>>>

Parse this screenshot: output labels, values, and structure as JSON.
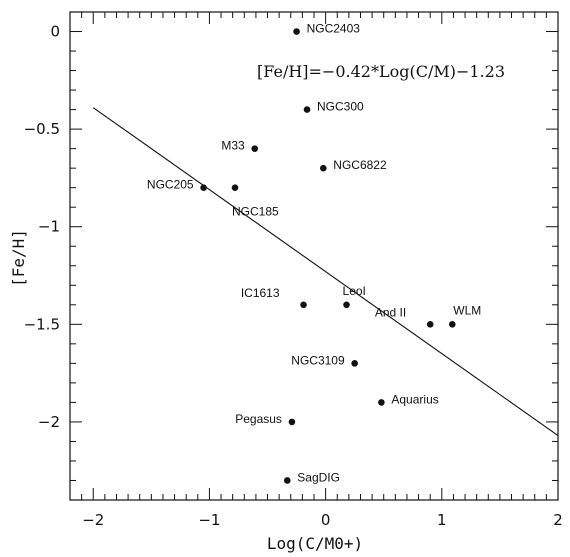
{
  "chart_data": {
    "type": "scatter",
    "title": "",
    "xlabel": "Log(C/M0+)",
    "ylabel": "[Fe/H]",
    "xlim": [
      -2.2,
      2.0
    ],
    "ylim": [
      -2.4,
      0.1
    ],
    "xticks": [
      -2,
      -1,
      0,
      1,
      2
    ],
    "xtick_labels": [
      "−2",
      "−1",
      "0",
      "1",
      "2"
    ],
    "yticks": [
      0,
      -0.5,
      -1,
      -1.5,
      -2
    ],
    "ytick_labels": [
      "0",
      "−0.5",
      "−1",
      "−1.5",
      "−2"
    ],
    "grid": false,
    "annotation": "[Fe/H]=−0.42*Log(C/M)−1.23",
    "fit_line": {
      "slope": -0.42,
      "intercept": -1.23,
      "x_range": [
        -2.0,
        2.0
      ]
    },
    "points": [
      {
        "name": "NGC2403",
        "x": -0.25,
        "y": 0.0,
        "label_pos": "right"
      },
      {
        "name": "NGC300",
        "x": -0.16,
        "y": -0.4,
        "label_pos": "right"
      },
      {
        "name": "M33",
        "x": -0.61,
        "y": -0.6,
        "label_pos": "left"
      },
      {
        "name": "NGC6822",
        "x": -0.02,
        "y": -0.7,
        "label_pos": "right"
      },
      {
        "name": "NGC205",
        "x": -1.05,
        "y": -0.8,
        "label_pos": "left"
      },
      {
        "name": "NGC185",
        "x": -0.78,
        "y": -0.8,
        "label_pos": "below"
      },
      {
        "name": "IC1613",
        "x": -0.19,
        "y": -1.4,
        "label_pos": "upper-left"
      },
      {
        "name": "LeoI",
        "x": 0.18,
        "y": -1.4,
        "label_pos": "above"
      },
      {
        "name": "And II",
        "x": 0.9,
        "y": -1.5,
        "label_pos": "upper-left"
      },
      {
        "name": "WLM",
        "x": 1.09,
        "y": -1.5,
        "label_pos": "upper-right"
      },
      {
        "name": "NGC3109",
        "x": 0.25,
        "y": -1.7,
        "label_pos": "left"
      },
      {
        "name": "Aquarius",
        "x": 0.48,
        "y": -1.9,
        "label_pos": "right"
      },
      {
        "name": "Pegasus",
        "x": -0.29,
        "y": -2.0,
        "label_pos": "left"
      },
      {
        "name": "SagDIG",
        "x": -0.33,
        "y": -2.3,
        "label_pos": "right"
      }
    ]
  }
}
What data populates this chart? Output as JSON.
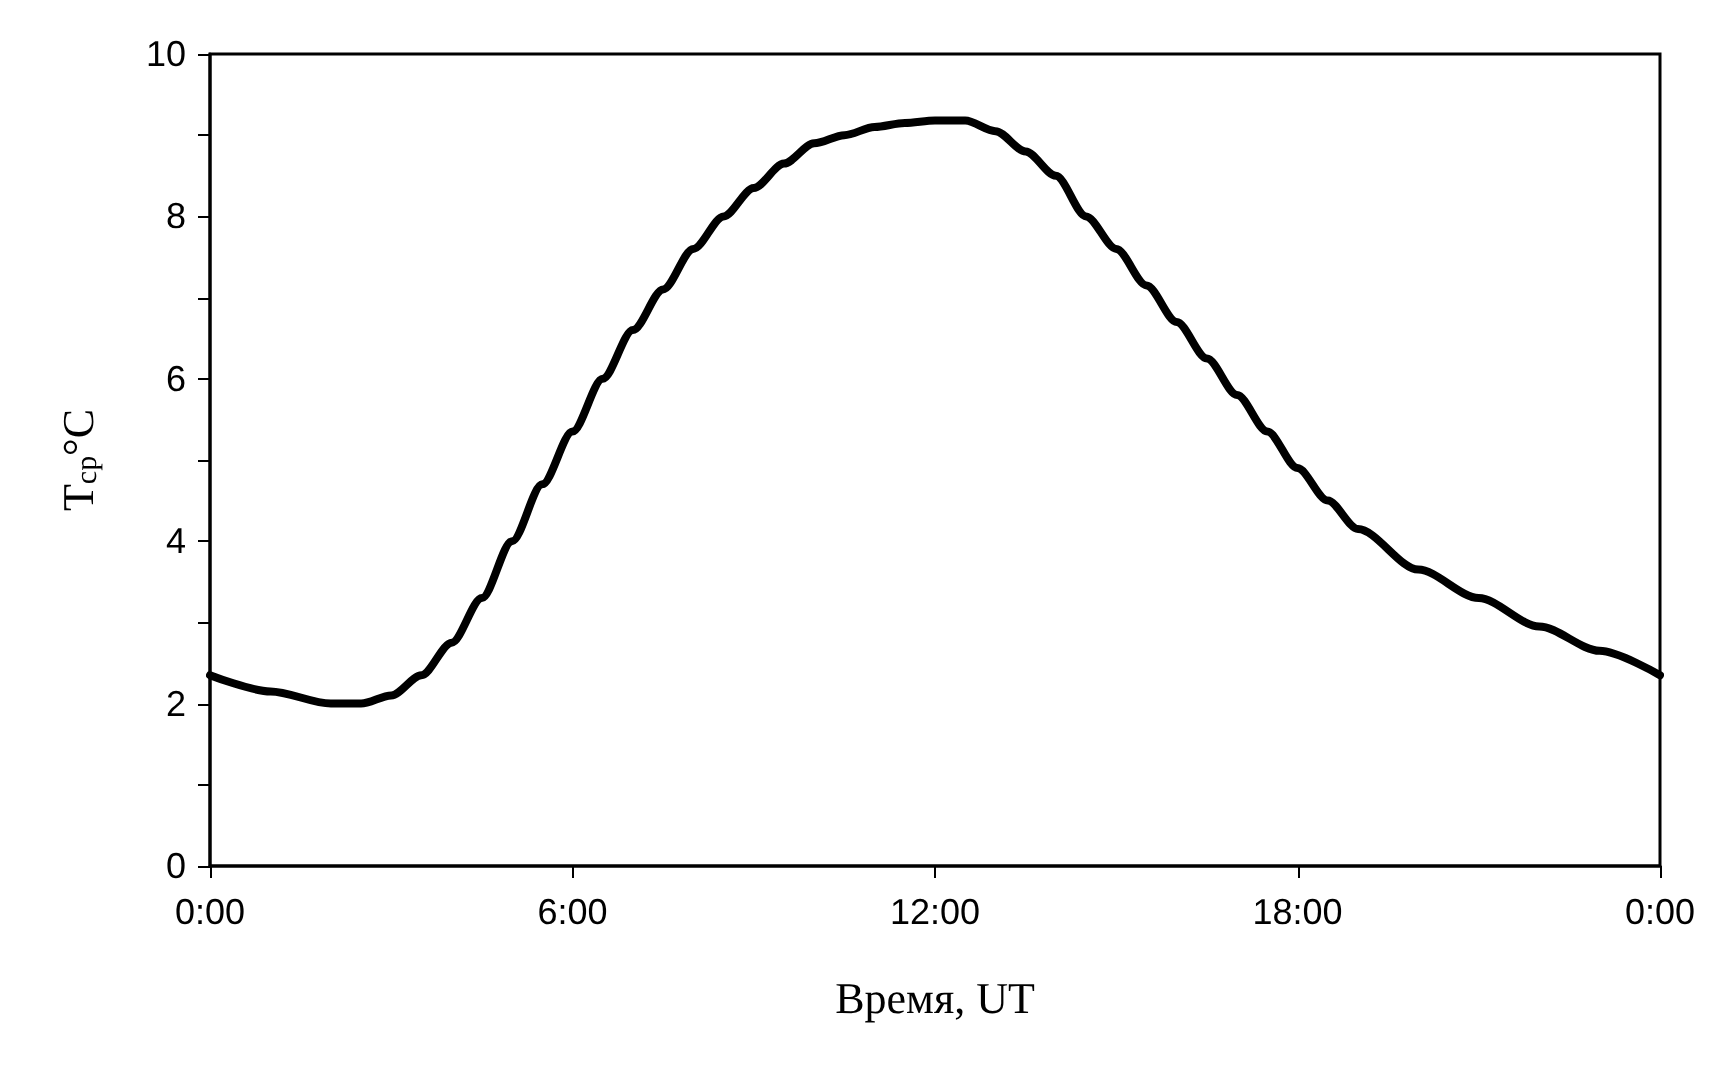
{
  "chart_data": {
    "type": "line",
    "xlabel": "Время, UT",
    "ylabel": "T$_{ср}$°C",
    "x": [
      0,
      1,
      2,
      2.5,
      3,
      3.5,
      4,
      4.5,
      5,
      5.5,
      6,
      6.5,
      7,
      7.5,
      8,
      8.5,
      9,
      9.5,
      10,
      10.5,
      11,
      11.5,
      12,
      12.5,
      13,
      13.5,
      14,
      14.5,
      15,
      15.5,
      16,
      16.5,
      17,
      17.5,
      18,
      18.5,
      19,
      20,
      21,
      22,
      23,
      24
    ],
    "series": [
      {
        "color": "#000000",
        "values": [
          2.35,
          2.15,
          2.0,
          2.0,
          2.1,
          2.35,
          2.75,
          3.3,
          4.0,
          4.7,
          5.35,
          6.0,
          6.6,
          7.1,
          7.6,
          8.0,
          8.35,
          8.65,
          8.9,
          9.0,
          9.1,
          9.15,
          9.18,
          9.18,
          9.05,
          8.8,
          8.5,
          8.0,
          7.6,
          7.15,
          6.7,
          6.25,
          5.8,
          5.35,
          4.9,
          4.5,
          4.15,
          3.65,
          3.3,
          2.95,
          2.65,
          2.35
        ]
      }
    ],
    "xlim": [
      0,
      24
    ],
    "xticks": [
      {
        "value": 0,
        "label": "0:00"
      },
      {
        "value": 6,
        "label": "6:00"
      },
      {
        "value": 12,
        "label": "12:00"
      },
      {
        "value": 18,
        "label": "18:00"
      },
      {
        "value": 24,
        "label": "0:00"
      }
    ],
    "ylim": [
      0,
      10
    ],
    "yticks": [
      0,
      {
        "value": 1,
        "label": null
      },
      2,
      {
        "value": 3,
        "label": null
      },
      4,
      {
        "value": 5,
        "label": null
      },
      6,
      {
        "value": 7,
        "label": null
      },
      8,
      {
        "value": 9,
        "label": null
      },
      10
    ],
    "grid": false,
    "marker": "none",
    "line_style": "solid"
  }
}
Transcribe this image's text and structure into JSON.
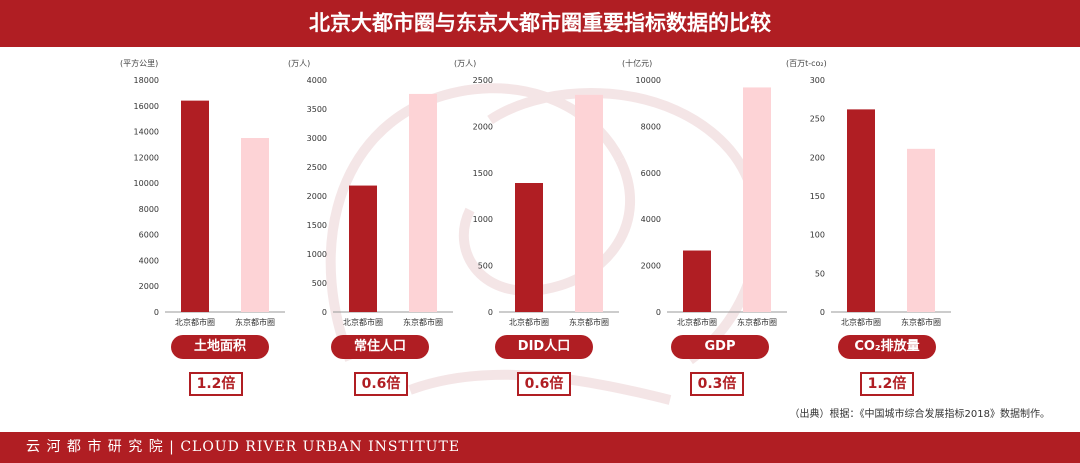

<<<

* _Goal_:
Drop the pictures and reproduce the rest of the entries above exactly.

* _Final result_:
Parse this screenshot: output labels, values, and structure as JSON.
{
  "chart_data": {
    "type": "scatter",
    "title": "",
    "xlabel": "Log(C/M0+)",
    "ylabel": "[Fe/H]",
    "xlim": [
      -2.2,
      2.0
    ],
    "ylim": [
      -2.4,
      0.1
    ],
    "xticks": [
      -2,
      -1,
      0,
      1,
      2
    ],
    "xtick_labels": [
      "−2",
      "−1",
      "0",
      "1",
      "2"
    ],
    "yticks": [
      0,
      -0.5,
      -1,
      -1.5,
      -2
    ],
    "ytick_labels": [
      "0",
      "−0.5",
      "−1",
      "−1.5",
      "−2"
    ],
    "grid": false,
    "annotation": "[Fe/H]=−0.42*Log(C/M)−1.23",
    "fit_line": {
      "slope": -0.42,
      "intercept": -1.23,
      "x_range": [
        -2.0,
        2.0
      ]
    },
    "points": [
      {
        "name": "NGC2403",
        "x": -0.25,
        "y": 0.0,
        "label_pos": "right"
      },
      {
        "name": "NGC300",
        "x": -0.16,
        "y": -0.4,
        "label_pos": "right"
      },
      {
        "name": "M33",
        "x": -0.61,
        "y": -0.6,
        "label_pos": "left"
      },
      {
        "name": "NGC6822",
        "x": -0.02,
        "y": -0.7,
        "label_pos": "right"
      },
      {
        "name": "NGC205",
        "x": -1.05,
        "y": -0.8,
        "label_pos": "left"
      },
      {
        "name": "NGC185",
        "x": -0.78,
        "y": -0.8,
        "label_pos": "below"
      },
      {
        "name": "IC1613",
        "x": -0.19,
        "y": -1.4,
        "label_pos": "upper-left"
      },
      {
        "name": "LeoI",
        "x": 0.18,
        "y": -1.4,
        "label_pos": "above"
      },
      {
        "name": "And II",
        "x": 0.9,
        "y": -1.5,
        "label_pos": "upper-left"
      },
      {
        "name": "WLM",
        "x": 1.09,
        "y": -1.5,
        "label_pos": "upper-right"
      },
      {
        "name": "NGC3109",
        "x": 0.25,
        "y": -1.7,
        "label_pos": "left"
      },
      {
        "name": "Aquarius",
        "x": 0.48,
        "y": -1.9,
        "label_pos": "right"
      },
      {
        "name": "Pegasus",
        "x": -0.29,
        "y": -2.0,
        "label_pos": "left"
      },
      {
        "name": "SagDIG",
        "x": -0.33,
        "y": -2.3,
        "label_pos": "right"
      }
    ]
  }
}
What data populates this chart? Output as JSON.
{
  "chart_data": {
    "type": "line",
    "xlabel": "Время, UT",
    "ylabel": "T$_{ср}$°C",
    "x": [
      0,
      1,
      2,
      2.5,
      3,
      3.5,
      4,
      4.5,
      5,
      5.5,
      6,
      6.5,
      7,
      7.5,
      8,
      8.5,
      9,
      9.5,
      10,
      10.5,
      11,
      11.5,
      12,
      12.5,
      13,
      13.5,
      14,
      14.5,
      15,
      15.5,
      16,
      16.5,
      17,
      17.5,
      18,
      18.5,
      19,
      20,
      21,
      22,
      23,
      24
    ],
    "series": [
      {
        "color": "#000000",
        "values": [
          2.35,
          2.15,
          2.0,
          2.0,
          2.1,
          2.35,
          2.75,
          3.3,
          4.0,
          4.7,
          5.35,
          6.0,
          6.6,
          7.1,
          7.6,
          8.0,
          8.35,
          8.65,
          8.9,
          9.0,
          9.1,
          9.15,
          9.18,
          9.18,
          9.05,
          8.8,
          8.5,
          8.0,
          7.6,
          7.15,
          6.7,
          6.25,
          5.8,
          5.35,
          4.9,
          4.5,
          4.15,
          3.65,
          3.3,
          2.95,
          2.65,
          2.35
        ]
      }
    ],
    "xlim": [
      0,
      24
    ],
    "xticks": [
      {
        "value": 0,
        "label": "0:00"
      },
      {
        "value": 6,
        "label": "6:00"
      },
      {
        "value": 12,
        "label": "12:00"
      },
      {
        "value": 18,
        "label": "18:00"
      },
      {
        "value": 24,
        "label": "0:00"
      }
    ],
    "ylim": [
      0,
      10
    ],
    "yticks": [
      0,
      {
        "value": 1,
        "label": null
      },
      2,
      {
        "value": 3,
        "label": null
      },
      4,
      {
        "value": 5,
        "label": null
      },
      6,
      {
        "value": 7,
        "label": null
      },
      8,
      {
        "value": 9,
        "label": null
      },
      10
    ],
    "grid": false,
    "marker": "none",
    "line_style": "solid"
  }
}
Transcribe this image's text and structure into JSON.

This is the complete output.